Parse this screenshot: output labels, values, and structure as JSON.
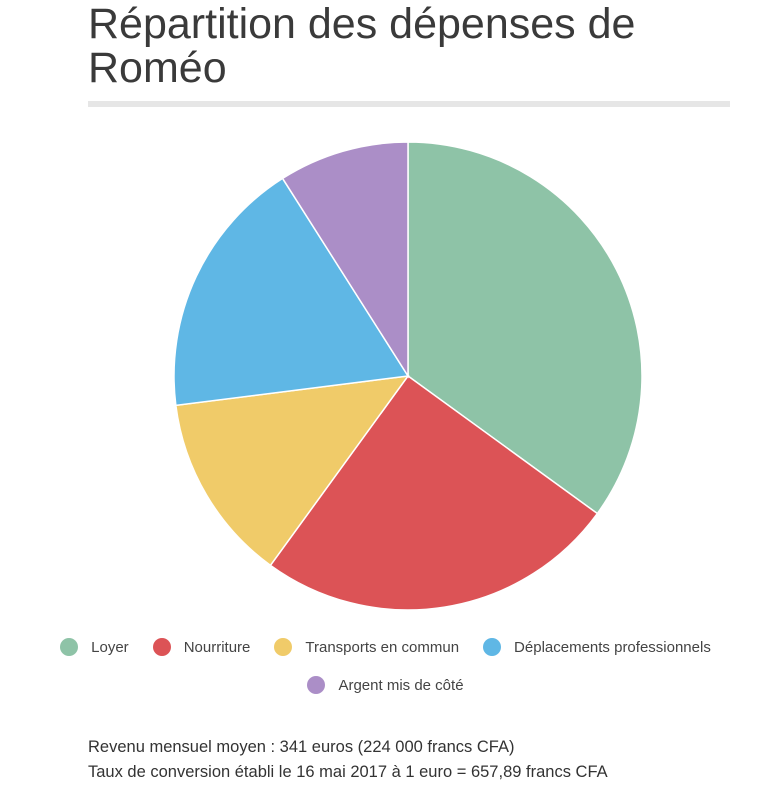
{
  "page": {
    "title": "Répartition des dépenses de Roméo"
  },
  "chart_data": {
    "type": "pie",
    "title": "Répartition des dépenses de Roméo",
    "slices": [
      {
        "label": "Loyer",
        "value": 35,
        "color": "#8ec3a7"
      },
      {
        "label": "Nourriture",
        "value": 25,
        "color": "#dc5356"
      },
      {
        "label": "Transports en commun",
        "value": 13,
        "color": "#f0cb69"
      },
      {
        "label": "Déplacements professionnels",
        "value": 18,
        "color": "#5fb7e5"
      },
      {
        "label": "Argent mis de côté",
        "value": 9,
        "color": "#ab8ec7"
      }
    ],
    "legend_position": "bottom"
  },
  "notes": {
    "line1": "Revenu mensuel moyen : 341 euros (224 000 francs CFA)",
    "line2": "Taux de conversion établi le 16 mai 2017 à 1 euro = 657,89 francs CFA"
  }
}
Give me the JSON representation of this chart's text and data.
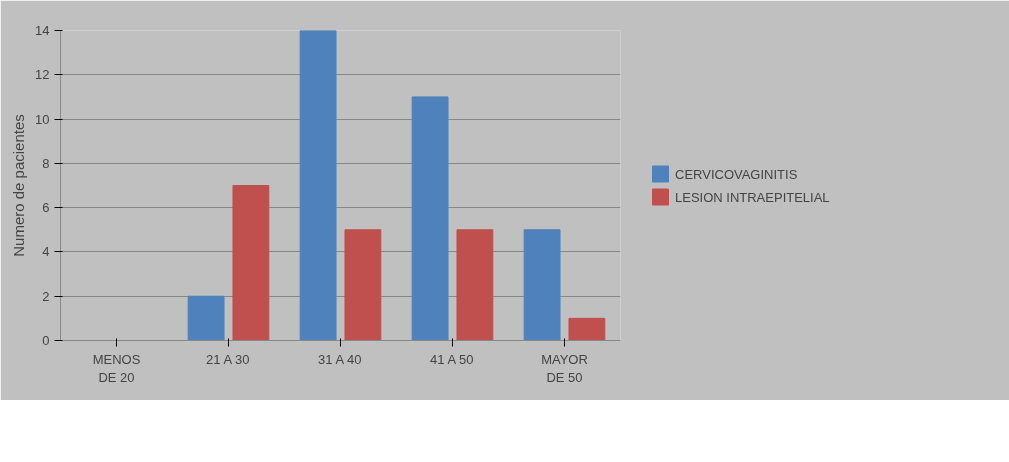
{
  "chart_data": {
    "type": "bar",
    "ylabel": "Numero de pacientes",
    "categories": [
      "MENOS DE 20",
      "21 A 30",
      "31 A 40",
      "41 A 50",
      "MAYOR DE 50"
    ],
    "series": [
      {
        "name": "CERVICOVAGINITIS",
        "color": "#4f81bd",
        "values": [
          0,
          2,
          14,
          11,
          5
        ]
      },
      {
        "name": "LESION INTRAEPITELIAL",
        "color": "#c0504d",
        "values": [
          0,
          7,
          5,
          5,
          1
        ]
      }
    ],
    "ylim": [
      0,
      14
    ],
    "yticks": [
      0,
      2,
      4,
      6,
      8,
      10,
      12,
      14
    ],
    "grid": "y",
    "legend": "right"
  }
}
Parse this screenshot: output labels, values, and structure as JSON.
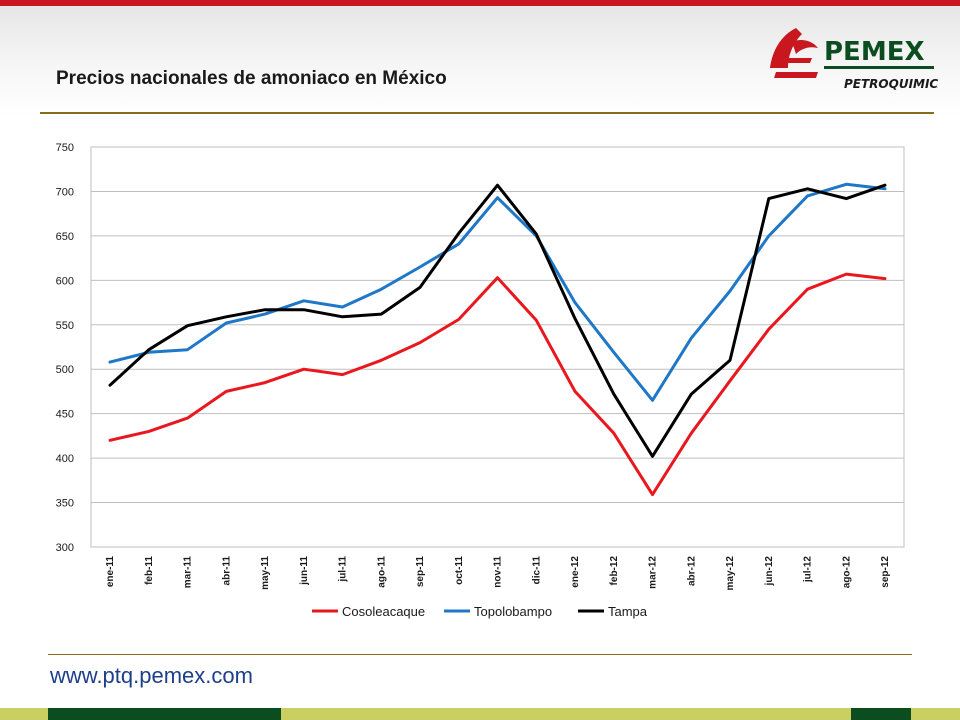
{
  "header": {
    "title": "Precios nacionales de amoniaco en México",
    "logo_text": "PEMEX",
    "logo_subtext": "PETROQUIMICA"
  },
  "footer": {
    "url": "www.ptq.pemex.com"
  },
  "colors": {
    "brand_red": "#c8171e",
    "brand_green": "#0b4d1e",
    "band_lime": "#c9cf63",
    "rule_gold": "#8a6d1a",
    "url_blue": "#1f3f8a"
  },
  "chart_data": {
    "type": "line",
    "title": "",
    "xlabel": "",
    "ylabel": "",
    "ylim": [
      300,
      750
    ],
    "yticks": [
      300,
      350,
      400,
      450,
      500,
      550,
      600,
      650,
      700,
      750
    ],
    "grid": true,
    "legend_position": "bottom",
    "categories": [
      "ene-11",
      "feb-11",
      "mar-11",
      "abr-11",
      "may-11",
      "jun-11",
      "jul-11",
      "ago-11",
      "sep-11",
      "oct-11",
      "nov-11",
      "dic-11",
      "ene-12",
      "feb-12",
      "mar-12",
      "abr-12",
      "may-12",
      "jun-12",
      "jul-12",
      "ago-12",
      "sep-12"
    ],
    "series": [
      {
        "name": "Cosoleacaque",
        "color": "#e8181e",
        "values": [
          420,
          430,
          445,
          475,
          485,
          500,
          494,
          510,
          530,
          556,
          603,
          555,
          475,
          428,
          359,
          428,
          487,
          545,
          590,
          607,
          602
        ]
      },
      {
        "name": "Topolobampo",
        "color": "#1f77c8",
        "values": [
          508,
          519,
          522,
          552,
          562,
          577,
          570,
          590,
          615,
          641,
          693,
          650,
          575,
          519,
          465,
          535,
          588,
          650,
          695,
          708,
          703
        ]
      },
      {
        "name": "Tampa",
        "color": "#000000",
        "values": [
          482,
          522,
          549,
          559,
          567,
          567,
          559,
          562,
          592,
          653,
          707,
          652,
          557,
          472,
          402,
          472,
          510,
          692,
          703,
          692,
          707
        ]
      }
    ]
  }
}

+ + + + +

__Direction__
Copy all the lines of data exactly as they appear, dropping any images.

__Solution__
Parse this screenshot: output labels, values, and structure as JSON.
{
  "page": {
    "title": "Répartition des dépenses de Roméo"
  },
  "chart_data": {
    "type": "pie",
    "title": "Répartition des dépenses de Roméo",
    "slices": [
      {
        "label": "Loyer",
        "value": 35,
        "color": "#8ec3a7"
      },
      {
        "label": "Nourriture",
        "value": 25,
        "color": "#dc5356"
      },
      {
        "label": "Transports en commun",
        "value": 13,
        "color": "#f0cb69"
      },
      {
        "label": "Déplacements professionnels",
        "value": 18,
        "color": "#5fb7e5"
      },
      {
        "label": "Argent mis de côté",
        "value": 9,
        "color": "#ab8ec7"
      }
    ],
    "legend_position": "bottom"
  },
  "notes": {
    "line1": "Revenu mensuel moyen : 341 euros (224 000 francs CFA)",
    "line2": "Taux de conversion établi le 16 mai 2017 à 1 euro = 657,89 francs CFA"
  }
}
Give me the JSON representation of this chart's text and data.
{
  "chart_data": {
    "type": "bar",
    "ylabel": "Numero de pacientes",
    "categories": [
      "MENOS DE 20",
      "21 A 30",
      "31 A 40",
      "41 A 50",
      "MAYOR DE 50"
    ],
    "series": [
      {
        "name": "CERVICOVAGINITIS",
        "color": "#4f81bd",
        "values": [
          0,
          2,
          14,
          11,
          5
        ]
      },
      {
        "name": "LESION INTRAEPITELIAL",
        "color": "#c0504d",
        "values": [
          0,
          7,
          5,
          5,
          1
        ]
      }
    ],
    "ylim": [
      0,
      14
    ],
    "yticks": [
      0,
      2,
      4,
      6,
      8,
      10,
      12,
      14
    ],
    "grid": "y",
    "legend": "right"
  }
}
Parse this screenshot: output labels, values, and structure as JSON.
{
  "header": {
    "title": "Precios nacionales de amoniaco en México",
    "logo_text": "PEMEX",
    "logo_subtext": "PETROQUIMICA"
  },
  "footer": {
    "url": "www.ptq.pemex.com"
  },
  "colors": {
    "brand_red": "#c8171e",
    "brand_green": "#0b4d1e",
    "band_lime": "#c9cf63",
    "rule_gold": "#8a6d1a",
    "url_blue": "#1f3f8a"
  },
  "chart_data": {
    "type": "line",
    "title": "",
    "xlabel": "",
    "ylabel": "",
    "ylim": [
      300,
      750
    ],
    "yticks": [
      300,
      350,
      400,
      450,
      500,
      550,
      600,
      650,
      700,
      750
    ],
    "grid": true,
    "legend_position": "bottom",
    "categories": [
      "ene-11",
      "feb-11",
      "mar-11",
      "abr-11",
      "may-11",
      "jun-11",
      "jul-11",
      "ago-11",
      "sep-11",
      "oct-11",
      "nov-11",
      "dic-11",
      "ene-12",
      "feb-12",
      "mar-12",
      "abr-12",
      "may-12",
      "jun-12",
      "jul-12",
      "ago-12",
      "sep-12"
    ],
    "series": [
      {
        "name": "Cosoleacaque",
        "color": "#e8181e",
        "values": [
          420,
          430,
          445,
          475,
          485,
          500,
          494,
          510,
          530,
          556,
          603,
          555,
          475,
          428,
          359,
          428,
          487,
          545,
          590,
          607,
          602
        ]
      },
      {
        "name": "Topolobampo",
        "color": "#1f77c8",
        "values": [
          508,
          519,
          522,
          552,
          562,
          577,
          570,
          590,
          615,
          641,
          693,
          650,
          575,
          519,
          465,
          535,
          588,
          650,
          695,
          708,
          703
        ]
      },
      {
        "name": "Tampa",
        "color": "#000000",
        "values": [
          482,
          522,
          549,
          559,
          567,
          567,
          559,
          562,
          592,
          653,
          707,
          652,
          557,
          472,
          402,
          472,
          510,
          692,
          703,
          692,
          707
        ]
      }
    ]
  }
}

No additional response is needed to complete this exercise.